GOAL OF THE EXERCISE =
Transcribe the whole listing below without changing a word, but leave out every image.

(A block of data)
:::

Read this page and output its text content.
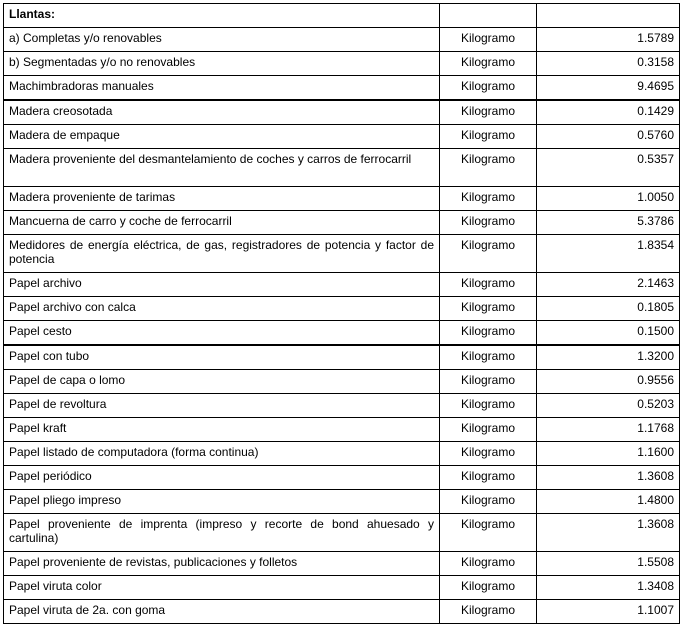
Llantas:		
a) Completas y/o renovables	Kilogramo	1.5789
b) Segmentadas y/o no renovables	Kilogramo	0.3158
Machimbradoras manuales	Kilogramo	9.4695
Madera creosotada	Kilogramo	0.1429
Madera de empaque	Kilogramo	0.5760
Madera proveniente del desmantelamiento de coches y carros de ferrocarril	Kilogramo	0.5357
Madera proveniente de tarimas	Kilogramo	1.0050
Mancuerna de carro y coche de ferrocarril	Kilogramo	5.3786
Medidores de energía eléctrica, de gas, registradores de potencia y factor de potencia	Kilogramo	1.8354
Papel archivo	Kilogramo	2.1463
Papel archivo con calca	Kilogramo	0.1805
Papel cesto	Kilogramo	0.1500
Papel con tubo	Kilogramo	1.3200
Papel de capa o lomo	Kilogramo	0.9556
Papel de revoltura	Kilogramo	0.5203
Papel kraft	Kilogramo	1.1768
Papel listado de computadora (forma continua)	Kilogramo	1.1600
Papel periódico	Kilogramo	1.3608
Papel pliego impreso	Kilogramo	1.4800
Papel proveniente de imprenta (impreso y recorte de bond ahuesado y cartulina)	Kilogramo	1.3608
Papel proveniente de revistas, publicaciones y folletos	Kilogramo	1.5508
Papel viruta color	Kilogramo	1.3408
Papel viruta de 2a. con goma	Kilogramo	1.1007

:::

EXERCISE ANSWER =
Read this page and output its text content.
Llantas:		
a) Completas y/o renovables	Kilogramo	1.5789
b) Segmentadas y/o no renovables	Kilogramo	0.3158
Machimbradoras manuales	Kilogramo	9.4695
Madera creosotada	Kilogramo	0.1429
Madera de empaque	Kilogramo	0.5760
Madera proveniente del desmantelamiento de coches y carros de ferrocarril	Kilogramo	0.5357
Madera proveniente de tarimas	Kilogramo	1.0050
Mancuerna de carro y coche de ferrocarril	Kilogramo	5.3786
Medidores de energía eléctrica, de gas, registradores de potencia y factor de potencia	Kilogramo	1.8354
Papel archivo	Kilogramo	2.1463
Papel archivo con calca	Kilogramo	0.1805
Papel cesto	Kilogramo	0.1500
Papel con tubo	Kilogramo	1.3200
Papel de capa o lomo	Kilogramo	0.9556
Papel de revoltura	Kilogramo	0.5203
Papel kraft	Kilogramo	1.1768
Papel listado de computadora (forma continua)	Kilogramo	1.1600
Papel periódico	Kilogramo	1.3608
Papel pliego impreso	Kilogramo	1.4800
Papel proveniente de imprenta (impreso y recorte de bond ahuesado y cartulina)	Kilogramo	1.3608
Papel proveniente de revistas, publicaciones y folletos	Kilogramo	1.5508
Papel viruta color	Kilogramo	1.3408
Papel viruta de 2a. con goma	Kilogramo	1.1007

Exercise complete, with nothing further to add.